WHAT YOU HAVE TO DO:
Search the listing below for the word "opacity" and copy each line that holds it.

RECORD SET:
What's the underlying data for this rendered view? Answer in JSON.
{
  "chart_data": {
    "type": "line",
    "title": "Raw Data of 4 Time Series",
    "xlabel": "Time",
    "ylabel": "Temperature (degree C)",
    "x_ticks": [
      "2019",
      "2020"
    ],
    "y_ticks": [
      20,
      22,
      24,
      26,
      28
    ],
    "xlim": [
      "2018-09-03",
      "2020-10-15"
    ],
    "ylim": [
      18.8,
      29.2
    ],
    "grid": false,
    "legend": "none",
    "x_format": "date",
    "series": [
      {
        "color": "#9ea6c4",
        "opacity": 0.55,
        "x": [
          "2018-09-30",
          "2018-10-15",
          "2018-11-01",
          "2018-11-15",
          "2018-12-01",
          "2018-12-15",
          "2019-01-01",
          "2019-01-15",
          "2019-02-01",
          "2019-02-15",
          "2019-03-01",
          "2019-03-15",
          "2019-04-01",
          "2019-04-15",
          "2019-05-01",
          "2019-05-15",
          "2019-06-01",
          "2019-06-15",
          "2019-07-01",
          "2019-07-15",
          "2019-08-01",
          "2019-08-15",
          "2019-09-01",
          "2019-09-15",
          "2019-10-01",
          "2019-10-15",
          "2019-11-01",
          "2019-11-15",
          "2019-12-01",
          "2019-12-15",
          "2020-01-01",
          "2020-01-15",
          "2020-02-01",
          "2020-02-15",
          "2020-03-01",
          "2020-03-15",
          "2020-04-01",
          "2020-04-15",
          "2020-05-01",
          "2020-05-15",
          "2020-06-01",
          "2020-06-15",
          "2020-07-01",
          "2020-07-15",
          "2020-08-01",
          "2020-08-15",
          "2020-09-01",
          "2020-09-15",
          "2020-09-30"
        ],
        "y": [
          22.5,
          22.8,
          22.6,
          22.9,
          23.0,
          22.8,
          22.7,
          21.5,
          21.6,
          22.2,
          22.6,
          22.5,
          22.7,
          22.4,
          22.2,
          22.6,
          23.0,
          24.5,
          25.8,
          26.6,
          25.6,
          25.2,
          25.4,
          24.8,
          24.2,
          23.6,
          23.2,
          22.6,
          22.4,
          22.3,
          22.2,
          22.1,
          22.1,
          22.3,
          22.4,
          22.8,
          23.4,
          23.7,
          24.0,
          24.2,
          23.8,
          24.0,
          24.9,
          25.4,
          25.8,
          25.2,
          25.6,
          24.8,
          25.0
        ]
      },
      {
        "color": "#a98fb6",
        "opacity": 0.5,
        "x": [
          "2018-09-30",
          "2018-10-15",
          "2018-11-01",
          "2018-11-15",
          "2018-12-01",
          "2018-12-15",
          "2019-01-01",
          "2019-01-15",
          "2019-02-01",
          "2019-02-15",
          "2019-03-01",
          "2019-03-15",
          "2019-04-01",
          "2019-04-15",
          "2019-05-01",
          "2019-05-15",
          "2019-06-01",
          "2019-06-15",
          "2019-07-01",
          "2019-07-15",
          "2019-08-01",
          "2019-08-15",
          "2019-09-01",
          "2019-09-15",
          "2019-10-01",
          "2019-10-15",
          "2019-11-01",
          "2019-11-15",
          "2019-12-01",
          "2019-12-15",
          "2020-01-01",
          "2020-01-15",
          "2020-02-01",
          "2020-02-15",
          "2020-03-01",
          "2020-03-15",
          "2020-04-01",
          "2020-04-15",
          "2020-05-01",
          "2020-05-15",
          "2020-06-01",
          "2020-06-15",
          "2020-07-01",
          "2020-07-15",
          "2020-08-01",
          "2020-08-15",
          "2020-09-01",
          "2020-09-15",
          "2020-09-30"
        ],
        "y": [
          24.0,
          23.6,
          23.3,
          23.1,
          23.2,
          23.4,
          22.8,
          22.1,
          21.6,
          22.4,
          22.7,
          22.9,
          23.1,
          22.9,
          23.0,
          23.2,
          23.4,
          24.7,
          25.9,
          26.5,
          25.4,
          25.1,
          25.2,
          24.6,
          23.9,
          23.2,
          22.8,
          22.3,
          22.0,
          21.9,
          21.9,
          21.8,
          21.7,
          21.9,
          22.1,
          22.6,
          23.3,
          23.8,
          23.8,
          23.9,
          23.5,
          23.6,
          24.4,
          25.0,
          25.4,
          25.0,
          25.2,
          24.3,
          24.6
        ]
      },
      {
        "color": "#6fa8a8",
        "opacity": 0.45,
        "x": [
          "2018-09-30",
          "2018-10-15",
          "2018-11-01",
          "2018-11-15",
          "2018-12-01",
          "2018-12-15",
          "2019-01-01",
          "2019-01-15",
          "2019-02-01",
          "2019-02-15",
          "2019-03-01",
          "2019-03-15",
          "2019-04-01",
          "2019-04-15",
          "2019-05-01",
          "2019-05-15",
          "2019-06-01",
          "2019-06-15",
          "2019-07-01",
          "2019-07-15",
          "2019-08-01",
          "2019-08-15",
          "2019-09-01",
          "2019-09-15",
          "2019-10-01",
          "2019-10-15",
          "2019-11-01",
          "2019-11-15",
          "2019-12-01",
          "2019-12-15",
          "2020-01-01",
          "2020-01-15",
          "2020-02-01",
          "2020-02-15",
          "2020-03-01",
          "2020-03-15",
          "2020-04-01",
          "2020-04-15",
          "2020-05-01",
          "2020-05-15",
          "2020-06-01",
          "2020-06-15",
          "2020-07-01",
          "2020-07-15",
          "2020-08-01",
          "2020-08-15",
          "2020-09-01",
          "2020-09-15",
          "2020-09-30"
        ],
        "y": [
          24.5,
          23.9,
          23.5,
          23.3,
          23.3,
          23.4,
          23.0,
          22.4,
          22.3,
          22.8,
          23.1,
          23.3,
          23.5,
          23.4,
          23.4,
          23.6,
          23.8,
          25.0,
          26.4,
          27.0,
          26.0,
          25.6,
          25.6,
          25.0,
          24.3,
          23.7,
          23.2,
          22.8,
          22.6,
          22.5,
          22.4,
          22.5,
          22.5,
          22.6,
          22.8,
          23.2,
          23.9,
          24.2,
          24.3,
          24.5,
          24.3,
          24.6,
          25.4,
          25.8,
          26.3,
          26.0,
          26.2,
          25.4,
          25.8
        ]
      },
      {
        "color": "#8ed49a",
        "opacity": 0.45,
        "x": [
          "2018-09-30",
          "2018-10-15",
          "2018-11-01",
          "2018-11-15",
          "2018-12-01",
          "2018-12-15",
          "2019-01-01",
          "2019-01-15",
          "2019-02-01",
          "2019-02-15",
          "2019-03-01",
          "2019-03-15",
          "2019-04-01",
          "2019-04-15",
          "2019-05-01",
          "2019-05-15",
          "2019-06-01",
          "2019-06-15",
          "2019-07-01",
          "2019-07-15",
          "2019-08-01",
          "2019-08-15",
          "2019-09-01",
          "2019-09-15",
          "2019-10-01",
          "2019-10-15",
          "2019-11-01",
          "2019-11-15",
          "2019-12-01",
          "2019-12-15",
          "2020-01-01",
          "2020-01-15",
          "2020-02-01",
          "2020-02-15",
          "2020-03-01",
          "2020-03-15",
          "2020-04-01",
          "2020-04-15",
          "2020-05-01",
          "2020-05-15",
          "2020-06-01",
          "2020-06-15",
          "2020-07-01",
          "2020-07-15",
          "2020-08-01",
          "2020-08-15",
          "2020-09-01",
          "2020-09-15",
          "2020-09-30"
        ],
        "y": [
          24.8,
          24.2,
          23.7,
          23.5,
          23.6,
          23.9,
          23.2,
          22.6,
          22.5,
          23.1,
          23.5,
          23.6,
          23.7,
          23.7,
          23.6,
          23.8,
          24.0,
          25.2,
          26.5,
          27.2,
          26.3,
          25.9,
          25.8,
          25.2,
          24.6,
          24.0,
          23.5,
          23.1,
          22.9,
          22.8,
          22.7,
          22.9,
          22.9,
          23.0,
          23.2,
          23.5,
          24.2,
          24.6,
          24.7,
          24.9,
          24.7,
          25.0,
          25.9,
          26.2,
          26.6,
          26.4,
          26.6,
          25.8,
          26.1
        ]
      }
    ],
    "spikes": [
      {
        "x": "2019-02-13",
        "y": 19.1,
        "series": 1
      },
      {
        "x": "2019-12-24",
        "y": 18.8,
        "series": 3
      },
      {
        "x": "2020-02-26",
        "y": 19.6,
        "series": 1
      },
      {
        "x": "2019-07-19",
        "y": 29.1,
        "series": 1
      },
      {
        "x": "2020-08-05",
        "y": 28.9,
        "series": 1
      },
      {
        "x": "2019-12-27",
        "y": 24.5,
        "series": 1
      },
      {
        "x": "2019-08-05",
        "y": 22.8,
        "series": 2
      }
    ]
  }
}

OUTPUT OF THE EXERCISE:
        "opacity": 0.55,
        "opacity": 0.5,
        "opacity": 0.45,
        "opacity": 0.45,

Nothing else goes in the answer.